*The input*.
————
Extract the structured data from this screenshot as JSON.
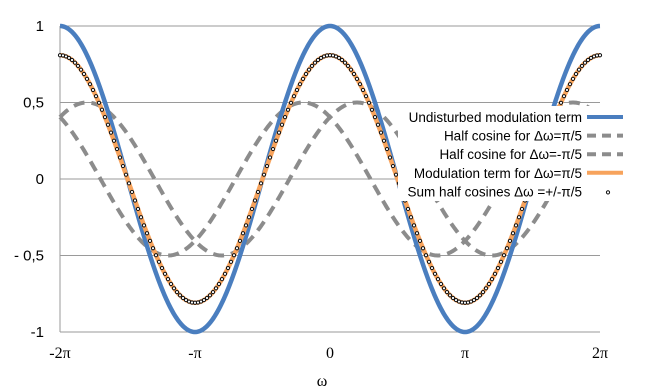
{
  "chart_data": {
    "type": "line",
    "title": "",
    "xlabel": "ω",
    "ylabel": "",
    "xlim": [
      -6.2832,
      6.2832
    ],
    "ylim": [
      -1,
      1
    ],
    "grid": "horizontal",
    "legend_placement": "right, overlaying plot",
    "x_ticks": [
      {
        "value": -6.2832,
        "label": "-2π"
      },
      {
        "value": -3.1416,
        "label": "-π"
      },
      {
        "value": 0,
        "label": "0"
      },
      {
        "value": 3.1416,
        "label": "π"
      },
      {
        "value": 6.2832,
        "label": "2π"
      }
    ],
    "y_ticks": [
      {
        "value": 1,
        "label": "1"
      },
      {
        "value": 0.5,
        "label": "0,5"
      },
      {
        "value": 0,
        "label": "0"
      },
      {
        "value": -0.5,
        "label": "- 0,5"
      },
      {
        "value": -1,
        "label": "-1"
      }
    ],
    "series": [
      {
        "name": "Undisturbed modulation term",
        "formula": "cos(ω)",
        "amplitude": 1,
        "shift": 0,
        "color": "#4a7ebf",
        "style": "solid"
      },
      {
        "name": "Half cosine for Δω=π/5",
        "formula": "0.5·cos(ω + π/5)",
        "amplitude": 0.5,
        "shift": 0.6283,
        "color": "#8c8c8c",
        "style": "dashed"
      },
      {
        "name": "Half cosine  for Δω=-π/5",
        "formula": "0.5·cos(ω − π/5)",
        "amplitude": 0.5,
        "shift": -0.6283,
        "color": "#8c8c8c",
        "style": "dashed"
      },
      {
        "name": "Modulation term for Δω=π/5",
        "formula": "cos(π/5)·cos(ω)",
        "amplitude": 0.809,
        "shift": 0,
        "color": "#f7a35c",
        "style": "solid"
      },
      {
        "name": "Sum half cosines Δω =+/-π/5",
        "formula": "0.5·cos(ω+π/5) + 0.5·cos(ω−π/5)",
        "amplitude": 0.809,
        "shift": 0,
        "color": "#111111",
        "style": "markers"
      }
    ]
  }
}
————
*What to produce*. What is the number of lines in the data that hold the string "term"? Answer with the number only.

*Complete response*. 2